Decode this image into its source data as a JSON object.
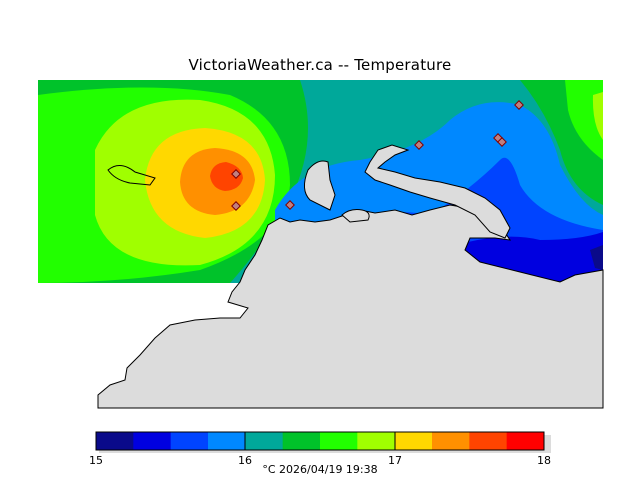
{
  "title": "VictoriaWeather.ca -- Temperature",
  "footer": "°C  2026/04/19 19:38",
  "legend": {
    "ticks": [
      "15",
      "16",
      "17",
      "18"
    ],
    "colors": [
      "#0a0a8a",
      "#0000e0",
      "#0044ff",
      "#0088ff",
      "#00a89a",
      "#00c22a",
      "#22ff00",
      "#a0ff00",
      "#ffd800",
      "#ff9000",
      "#ff4400",
      "#ff0000"
    ]
  },
  "map": {
    "land_color": "#dcdcdc",
    "stations": [
      "station-1",
      "station-2",
      "station-3",
      "station-4",
      "station-5",
      "station-6",
      "station-7"
    ]
  }
}
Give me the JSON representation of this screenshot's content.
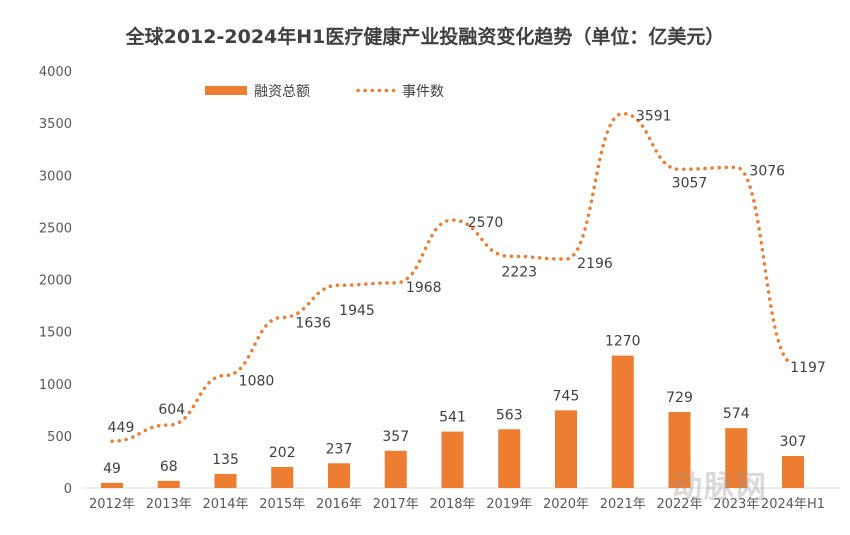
{
  "title": "全球2012-2024年H1医疗健康产业投融资变化趋势（单位：亿美元）",
  "watermark": "动脉网",
  "colors": {
    "bar": "#ED7D31",
    "line": "#ED7D31"
  },
  "chart_data": {
    "type": "bar+line",
    "title": "全球2012-2024年H1医疗健康产业投融资变化趋势（单位：亿美元）",
    "categories": [
      "2012年",
      "2013年",
      "2014年",
      "2015年",
      "2016年",
      "2017年",
      "2018年",
      "2019年",
      "2020年",
      "2021年",
      "2022年",
      "2023年",
      "2024年H1"
    ],
    "series": [
      {
        "name": "融资总额",
        "type": "bar",
        "values": [
          49,
          68,
          135,
          202,
          237,
          357,
          541,
          563,
          745,
          1270,
          729,
          574,
          307
        ]
      },
      {
        "name": "事件数",
        "type": "line",
        "style": "dotted",
        "values": [
          449,
          604,
          1080,
          1636,
          1945,
          1968,
          2570,
          2223,
          2196,
          3591,
          3057,
          3076,
          1197
        ]
      }
    ],
    "yticks": [
      0,
      500,
      1000,
      1500,
      2000,
      2500,
      3000,
      3500,
      4000
    ],
    "ylim": [
      0,
      4000
    ],
    "grid": false,
    "legend": "top-left"
  }
}
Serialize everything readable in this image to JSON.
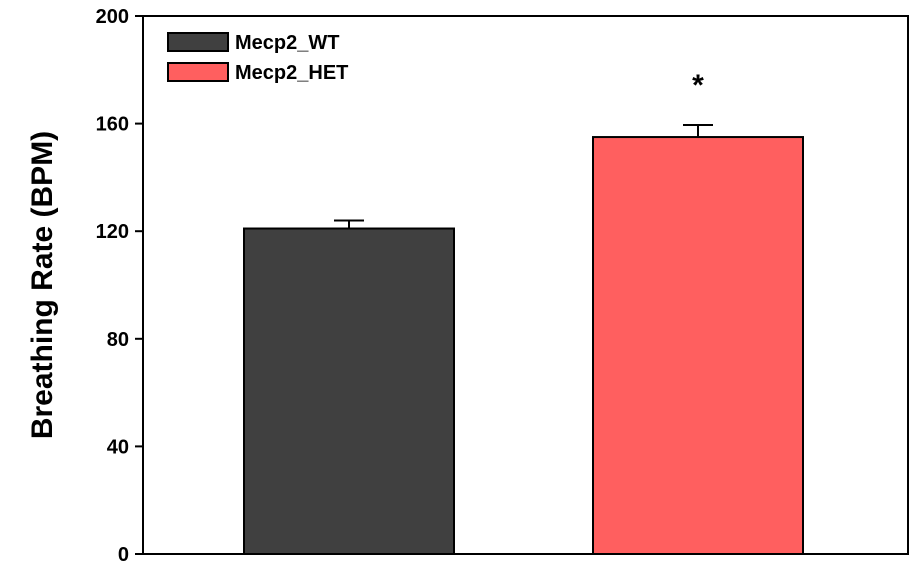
{
  "chart_data": {
    "type": "bar",
    "title": "",
    "xlabel": "",
    "ylabel": "Breathing Rate (BPM)",
    "ylim": [
      0,
      200
    ],
    "yticks": [
      0,
      40,
      80,
      120,
      160,
      200
    ],
    "ytick_labels": [
      "0",
      "40",
      "80",
      "120",
      "160",
      "200"
    ],
    "grid": false,
    "legend_position": "top-left",
    "series": [
      {
        "name": "Mecp2_WT",
        "value": 121,
        "error": 3,
        "color": "#404040"
      },
      {
        "name": "Mecp2_HET",
        "value": 155,
        "error": 4.5,
        "color": "#ff5f5f"
      }
    ],
    "annotations": [
      {
        "text": "*",
        "series": "Mecp2_HET"
      }
    ]
  }
}
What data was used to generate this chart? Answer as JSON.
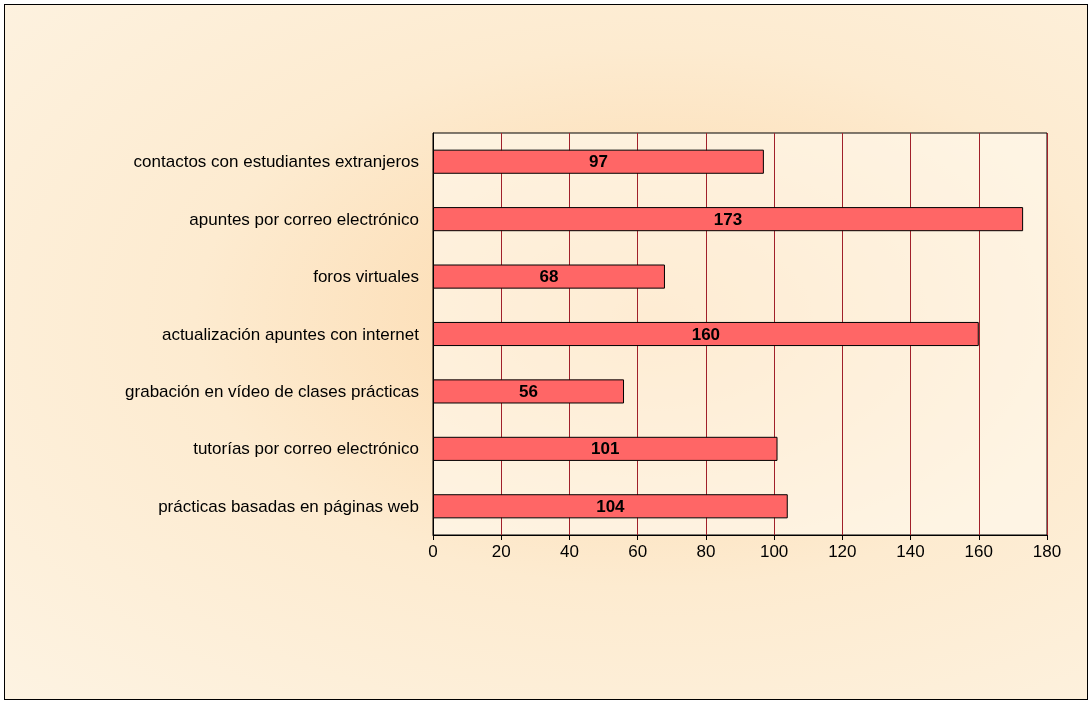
{
  "chart_data": {
    "type": "bar",
    "orientation": "horizontal",
    "categories": [
      "contactos con estudiantes extranjeros",
      "apuntes por correo electrónico",
      "foros virtuales",
      "actualización apuntes con internet",
      "grabación en vídeo de clases prácticas",
      "tutorías por correo electrónico",
      "prácticas basadas en páginas web"
    ],
    "values": [
      97,
      173,
      68,
      160,
      56,
      101,
      104
    ],
    "color": "#ff6666",
    "xlim": [
      0,
      180
    ],
    "xticks": [
      0,
      20,
      40,
      60,
      80,
      100,
      120,
      140,
      160,
      180
    ],
    "grid": "x",
    "data_labels": true
  }
}
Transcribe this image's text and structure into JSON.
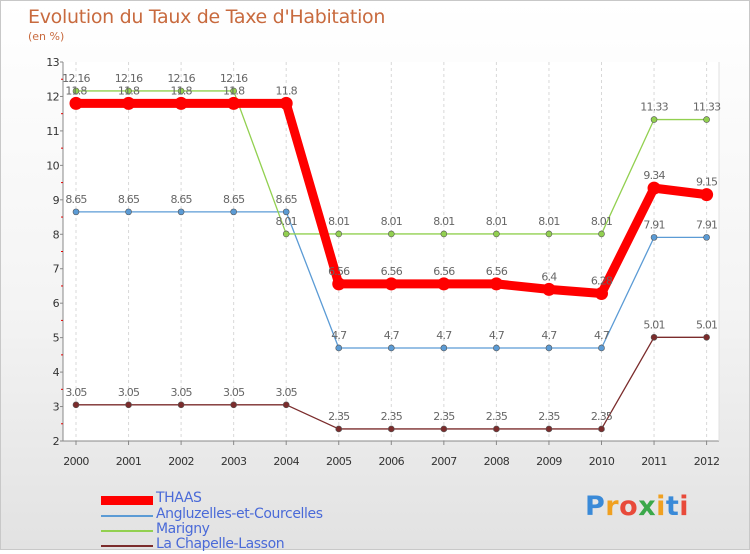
{
  "title": "Evolution du Taux de Taxe d'Habitation",
  "unit": "(en %)",
  "logo": {
    "text": "Proxiti",
    "letters": [
      "P",
      "r",
      "o",
      "x",
      "i",
      "t",
      "i"
    ],
    "colors": [
      "#3a8ad8",
      "#f0a020",
      "#e84a3a",
      "#3aa84a",
      "#f0a020",
      "#3a8ad8",
      "#e84a3a"
    ]
  },
  "chart_data": {
    "type": "line",
    "x": [
      "2000",
      "2001",
      "2002",
      "2003",
      "2004",
      "2005",
      "2006",
      "2007",
      "2008",
      "2009",
      "2010",
      "2011",
      "2012"
    ],
    "ylim": [
      2,
      13
    ],
    "yticks": [
      "2",
      "3",
      "4",
      "5",
      "6",
      "7",
      "8",
      "9",
      "10",
      "11",
      "12",
      "13"
    ],
    "grid": "vertical dashed",
    "legend_position": "bottom-left",
    "series": [
      {
        "name": "THAAS",
        "color": "#ff0000",
        "values": [
          11.8,
          11.8,
          11.8,
          11.8,
          11.8,
          6.56,
          6.56,
          6.56,
          6.56,
          6.4,
          6.28,
          9.34,
          9.15
        ],
        "labels": [
          "11.8",
          "11.8",
          "11.8",
          "11.8",
          "11.8",
          "6.56",
          "6.56",
          "6.56",
          "6.56",
          "6.4",
          "6.28",
          "9.34",
          "9.15"
        ]
      },
      {
        "name": "Angluzelles-et-Courcelles",
        "color": "#5b9bd5",
        "values": [
          8.65,
          8.65,
          8.65,
          8.65,
          8.65,
          4.7,
          4.7,
          4.7,
          4.7,
          4.7,
          4.7,
          7.91,
          7.91
        ],
        "labels": [
          "8.65",
          "8.65",
          "8.65",
          "8.65",
          "8.65",
          "4.7",
          "4.7",
          "4.7",
          "4.7",
          "4.7",
          "4.7",
          "7.91",
          "7.91"
        ]
      },
      {
        "name": "Marigny",
        "color": "#92d050",
        "values": [
          12.16,
          12.16,
          12.16,
          12.16,
          8.01,
          8.01,
          8.01,
          8.01,
          8.01,
          8.01,
          8.01,
          11.33,
          11.33
        ],
        "labels": [
          "12.16",
          "12.16",
          "12.16",
          "12.16",
          "8.01",
          "8.01",
          "8.01",
          "8.01",
          "8.01",
          "8.01",
          "8.01",
          "11.33",
          "11.33"
        ]
      },
      {
        "name": "La Chapelle-Lasson",
        "color": "#7b2c2c",
        "values": [
          3.05,
          3.05,
          3.05,
          3.05,
          3.05,
          2.35,
          2.35,
          2.35,
          2.35,
          2.35,
          2.35,
          5.01,
          5.01
        ],
        "labels": [
          "3.05",
          "3.05",
          "3.05",
          "3.05",
          "3.05",
          "2.35",
          "2.35",
          "2.35",
          "2.35",
          "2.35",
          "2.35",
          "5.01",
          "5.01"
        ]
      }
    ]
  }
}
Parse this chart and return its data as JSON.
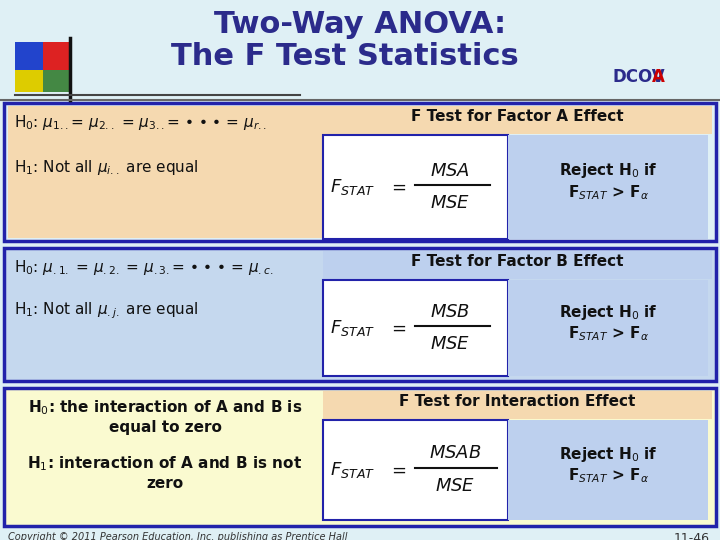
{
  "title_line1": "Two-Way ANOVA:",
  "title_line2": "The F Test Statistics",
  "title_color": "#2B2B8B",
  "dcov_color_dcov": "#2B2B8B",
  "dcov_color_a": "#CC0000",
  "bg_color": "#DFF0F5",
  "box_border_color": "#2222AA",
  "header_bg_factorA": "#F5D9B0",
  "header_bg_factorB": "#BDD0EE",
  "header_bg_interaction": "#F5D9B0",
  "formula_bg": "#FFFFFF",
  "reject_bg": "#BDD0EE",
  "left_bg_factorA": "#F5D9B0",
  "left_bg_factorB": "#C5D8EE",
  "left_bg_interaction": "#FAFAD0",
  "outer_bg_factorA": "#DFF0F5",
  "outer_bg_factorB": "#C5D8EE",
  "outer_bg_interaction": "#FAFAD0",
  "text_color_dark": "#111111",
  "copyright": "Copyright © 2011 Pearson Education, Inc. publishing as Prentice Hall",
  "slide_number": "11-46"
}
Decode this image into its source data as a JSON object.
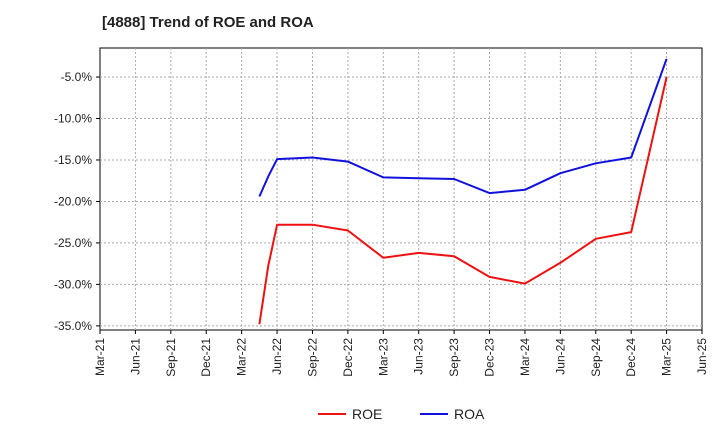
{
  "chart_data": {
    "type": "line",
    "title": "[4888]  Trend of ROE and ROA",
    "xlabel": "",
    "ylabel": "",
    "x_ticks": [
      "Mar-21",
      "Jun-21",
      "Sep-21",
      "Dec-21",
      "Mar-22",
      "Jun-22",
      "Sep-22",
      "Dec-22",
      "Mar-23",
      "Jun-23",
      "Sep-23",
      "Dec-23",
      "Mar-24",
      "Jun-24",
      "Sep-24",
      "Dec-24",
      "Mar-25",
      "Jun-25"
    ],
    "y_ticks": [
      "-5.0%",
      "-10.0%",
      "-15.0%",
      "-20.0%",
      "-25.0%",
      "-30.0%",
      "-35.0%"
    ],
    "y_tick_values": [
      -5,
      -10,
      -15,
      -20,
      -25,
      -30,
      -35
    ],
    "ylim": [
      -35.5,
      -1.5
    ],
    "grid": true,
    "legend_position": "bottom-center",
    "series": [
      {
        "name": "ROE",
        "color": "#ee1111",
        "x": [
          4.5,
          4.75,
          5.0,
          6.0,
          7.0,
          8.0,
          9.0,
          10.0,
          11.0,
          12.0,
          13.0,
          14.0,
          15.0,
          16.0
        ],
        "values": [
          -34.8,
          -27.8,
          -22.8,
          -22.8,
          -23.5,
          -26.8,
          -26.2,
          -26.6,
          -29.1,
          -29.9,
          -27.4,
          -24.5,
          -23.7,
          -5.0
        ]
      },
      {
        "name": "ROA",
        "color": "#1111dd",
        "x": [
          4.5,
          4.75,
          5.0,
          6.0,
          7.0,
          8.0,
          9.0,
          10.0,
          11.0,
          12.0,
          13.0,
          14.0,
          15.0,
          16.0
        ],
        "values": [
          -19.4,
          -17.0,
          -14.9,
          -14.7,
          -15.2,
          -17.1,
          -17.2,
          -17.3,
          -19.0,
          -18.6,
          -16.6,
          -15.4,
          -14.7,
          -2.8
        ]
      }
    ]
  }
}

▸ WHAT THE TASK REQUIRES:
Show every line of the records above that contains the word "this".

▸ OUTPUT OF THE EXERCISE:
Decode this image into its source data as a JSON object.
Give me the JSON representation of this screenshot's content.
Serialize everything readable in this image to JSON.
What data was used to generate this chart? Answer as JSON.
Transcribe this image's text and structure into JSON.
Parse this chart and return its data as JSON.
Decode this image into its source data as a JSON object.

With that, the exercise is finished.